═══ Exercise data ═══

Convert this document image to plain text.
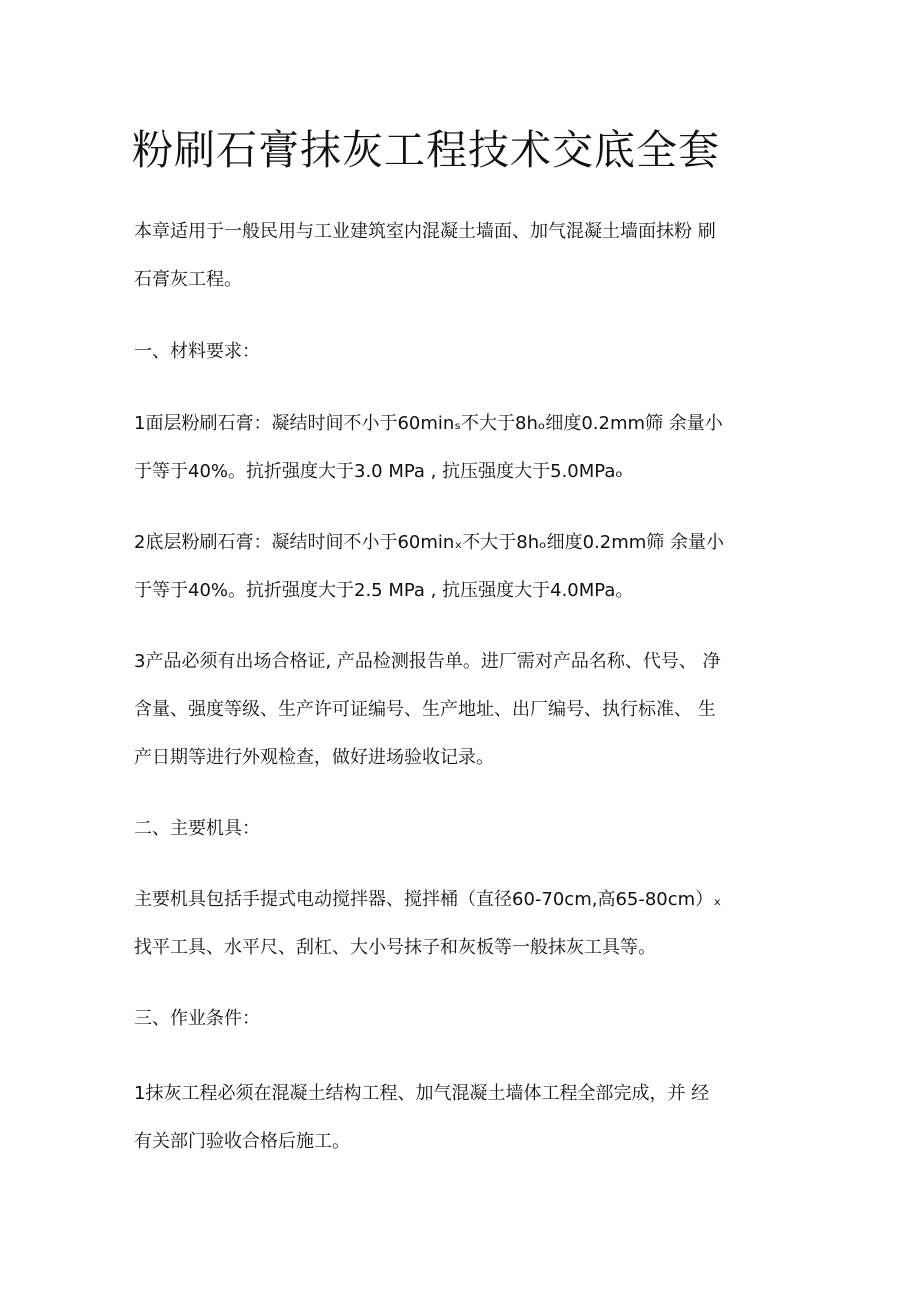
粉刷石膏抹灰工程技术交底全套

本章适用于一般民用与工业建筑室内混凝土墙面、加气混凝土墙面抹粉 刷
石膏灰工程。

一、材料要求：

1面层粉刷石膏：凝结时间不小于60minₛ不大于8hₒ细度0.2mm筛 余量小
于等于40%。抗折强度大于3.0 MPa , 抗压强度大于5.0MPaₒ

2底层粉刷石膏：凝结时间不小于60minₓ不大于8hₒ细度0.2mm筛 余量小
于等于40%。抗折强度大于2.5 MPa , 抗压强度大于4.0MPa。

3产品必须有出场合格证, 产品检测报告单。进厂需对产品名称、代号、 净
含量、强度等级、生产许可证编号、生产地址、出厂编号、执行标准、 生
产日期等进行外观检查，做好进场验收记录。

二、主要机具：

主要机具包括手提式电动搅拌器、搅拌桶（直径60-70cm,高65-80cm）ₓ
找平工具、水平尺、刮杠、大小号抹子和灰板等一般抹灰工具等。

三、作业条件：

1抹灰工程必须在混凝土结构工程、加气混凝土墙体工程全部完成，并 经
有关部门验收合格后施工。
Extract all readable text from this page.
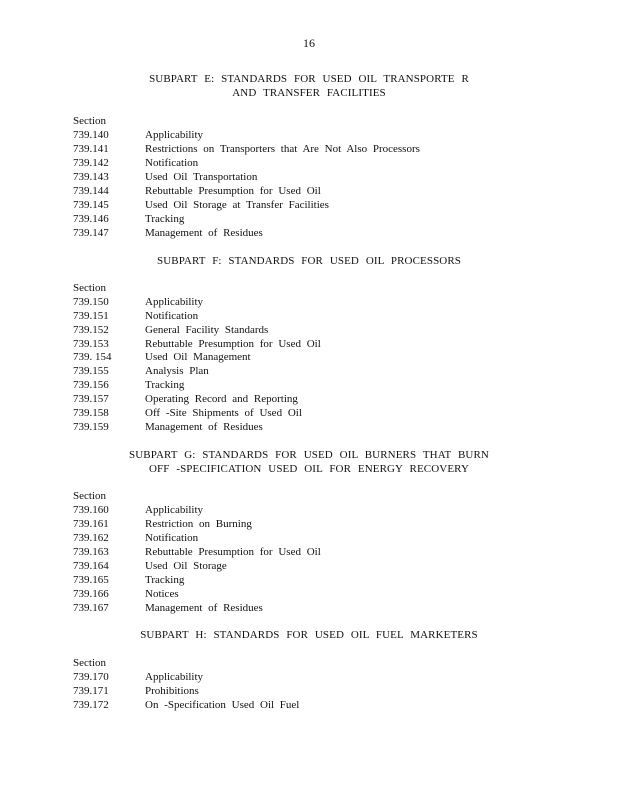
16
SUBPART E: STANDARDS FOR USED OIL TRANSPORTE R
AND TRANSFER FACILITIES
Section
739.140	Applicability
739.141	Restrictions on Transporters that Are Not Also Processors
739.142	Notification
739.143	Used Oil Transportation
739.144	Rebuttable Presumption for Used Oil
739.145	Used Oil Storage at Transfer Facilities
739.146	Tracking
739.147	Management of Residues
SUBPART F: STANDARDS FOR USED OIL PROCESSORS
Section
739.150	Applicability
739.151	Notification
739.152	General Facility Standards
739.153	Rebuttable Presumption for Used Oil
739. 154	Used Oil Management
739.155	Analysis Plan
739.156	Tracking
739.157	Operating Record and Reporting
739.158	Off -Site Shipments of Used Oil
739.159	Management of Residues
SUBPART G: STANDARDS FOR USED OIL BURNERS THAT BURN
OFF -SPECIFICATION USED OIL FOR ENERGY RECOVERY
Section
739.160	Applicability
739.161	Restriction on Burning
739.162	Notification
739.163	Rebuttable Presumption for Used Oil
739.164	Used Oil Storage
739.165	Tracking
739.166	Notices
739.167	Management of Residues
SUBPART H: STANDARDS FOR USED OIL FUEL MARKETERS
Section
739.170	Applicability
739.171	Prohibitions
739.172	On -Specification Used Oil Fuel
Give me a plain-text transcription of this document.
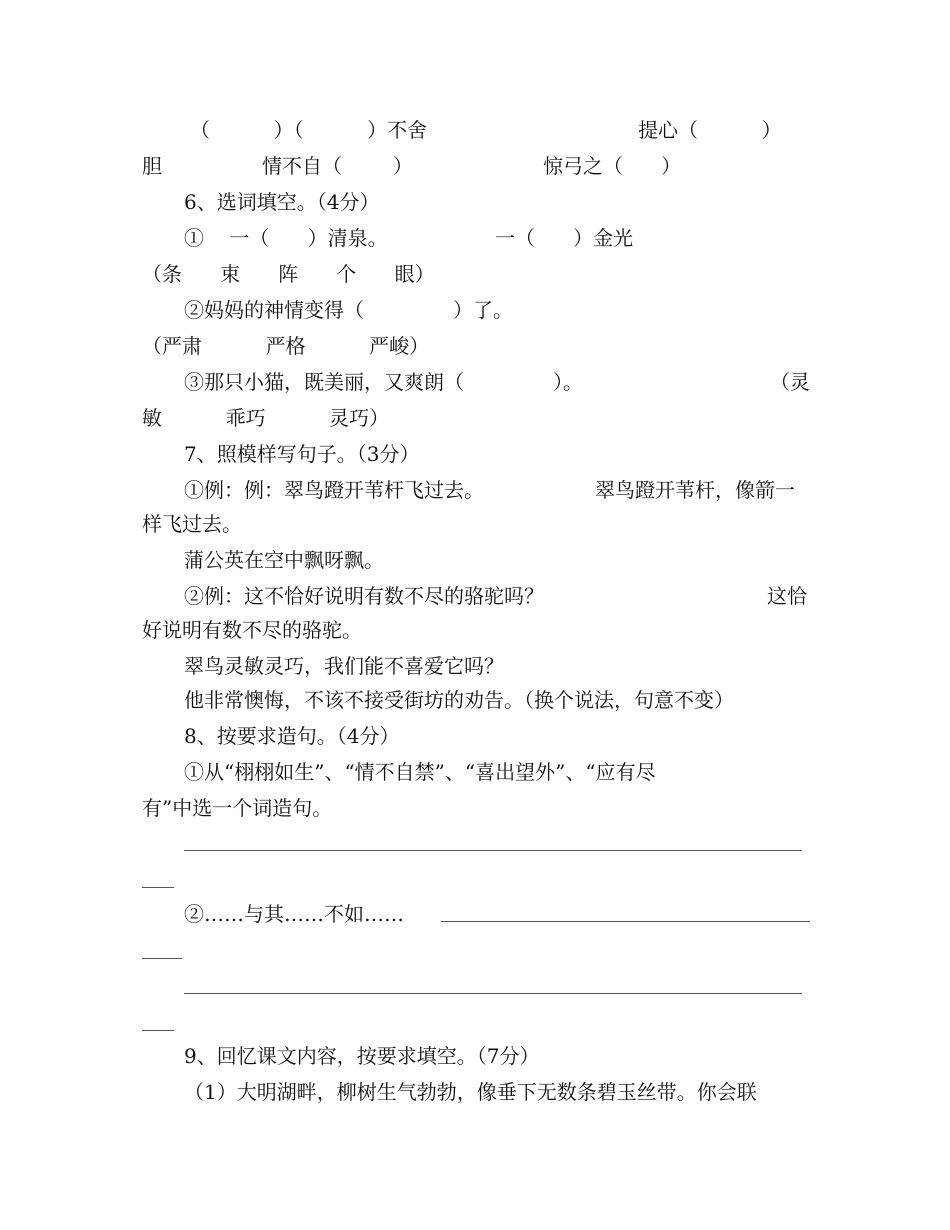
（          ）（          ）不舍	提心（          ）
胆	情不自（        ）	惊弓之（      ）
6、选词填空。（4分）
①    一（      ）清泉。	一（      ）金光
（条      束      阵      个      眼）
②妈妈的神情变得（              ）了。
（严肃          严格          严峻）
③那只小猫，既美丽，又爽朗（              ）。	（灵
敏          乖巧          灵巧）
7、照模样写句子。（3分）
①例：例：翠鸟蹬开苇杆飞过去。	翠鸟蹬开苇杆，像箭一
样飞过去。
蒲公英在空中飘呀飘。
②例：这不恰好说明有数不尽的骆驼吗？	这恰
好说明有数不尽的骆驼。
翠鸟灵敏灵巧，我们能不喜爱它吗？
他非常懊悔，不该不接受街坊的劝告。（换个说法，句意不变）
8、按要求造句。（4分）
①从“栩栩如生”、“情不自禁”、“喜出望外”、“应有尽
有”中选一个词造句。
②……与其……不如……
9、回忆课文内容，按要求填空。（7分）
（1）大明湖畔，柳树生气勃勃，像垂下无数条碧玉丝带。你会联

═══

> **What the exercise asks**:
Each line above is to be copied verbatim. Drop any image from the copy.

> **Written solution**:
Convert this document image to plain text.
粉刷石膏抹灰工程技术交底全套

本章适用于一般民用与工业建筑室内混凝土墙面、加气混凝土墙面抹粉 刷
石膏灰工程。

一、材料要求：

1面层粉刷石膏：凝结时间不小于60minₛ不大于8hₒ细度0.2mm筛 余量小
于等于40%。抗折强度大于3.0 MPa , 抗压强度大于5.0MPaₒ

2底层粉刷石膏：凝结时间不小于60minₓ不大于8hₒ细度0.2mm筛 余量小
于等于40%。抗折强度大于2.5 MPa , 抗压强度大于4.0MPa。

3产品必须有出场合格证, 产品检测报告单。进厂需对产品名称、代号、 净
含量、强度等级、生产许可证编号、生产地址、出厂编号、执行标准、 生
产日期等进行外观检查，做好进场验收记录。

二、主要机具：

主要机具包括手提式电动搅拌器、搅拌桶（直径60-70cm,高65-80cm）ₓ
找平工具、水平尺、刮杠、大小号抹子和灰板等一般抹灰工具等。

三、作业条件：

1抹灰工程必须在混凝土结构工程、加气混凝土墙体工程全部完成，并 经
有关部门验收合格后施工。
Extract all readable text from this page.
16
SUBPART E: STANDARDS FOR USED OIL TRANSPORTE R
AND TRANSFER FACILITIES
Section
739.140	Applicability
739.141	Restrictions on Transporters that Are Not Also Processors
739.142	Notification
739.143	Used Oil Transportation
739.144	Rebuttable Presumption for Used Oil
739.145	Used Oil Storage at Transfer Facilities
739.146	Tracking
739.147	Management of Residues
SUBPART F: STANDARDS FOR USED OIL PROCESSORS
Section
739.150	Applicability
739.151	Notification
739.152	General Facility Standards
739.153	Rebuttable Presumption for Used Oil
739. 154	Used Oil Management
739.155	Analysis Plan
739.156	Tracking
739.157	Operating Record and Reporting
739.158	Off -Site Shipments of Used Oil
739.159	Management of Residues
SUBPART G: STANDARDS FOR USED OIL BURNERS THAT BURN
OFF -SPECIFICATION USED OIL FOR ENERGY RECOVERY
Section
739.160	Applicability
739.161	Restriction on Burning
739.162	Notification
739.163	Rebuttable Presumption for Used Oil
739.164	Used Oil Storage
739.165	Tracking
739.166	Notices
739.167	Management of Residues
SUBPART H: STANDARDS FOR USED OIL FUEL MARKETERS
Section
739.170	Applicability
739.171	Prohibitions
739.172	On -Specification Used Oil Fuel
Give me a plain-text transcription of this document.
（          ）（          ）不舍	提心（          ）
胆	情不自（        ）	惊弓之（      ）
6、选词填空。（4分）
①    一（      ）清泉。	一（      ）金光
（条      束      阵      个      眼）
②妈妈的神情变得（              ）了。
（严肃          严格          严峻）
③那只小猫，既美丽，又爽朗（              ）。	（灵
敏          乖巧          灵巧）
7、照模样写句子。（3分）
①例：例：翠鸟蹬开苇杆飞过去。	翠鸟蹬开苇杆，像箭一
样飞过去。
蒲公英在空中飘呀飘。
②例：这不恰好说明有数不尽的骆驼吗？	这恰
好说明有数不尽的骆驼。
翠鸟灵敏灵巧，我们能不喜爱它吗？
他非常懊悔，不该不接受街坊的劝告。（换个说法，句意不变）
8、按要求造句。（4分）
①从“栩栩如生”、“情不自禁”、“喜出望外”、“应有尽
有”中选一个词造句。
②……与其……不如……
9、回忆课文内容，按要求填空。（7分）
（1）大明湖畔，柳树生气勃勃，像垂下无数条碧玉丝带。你会联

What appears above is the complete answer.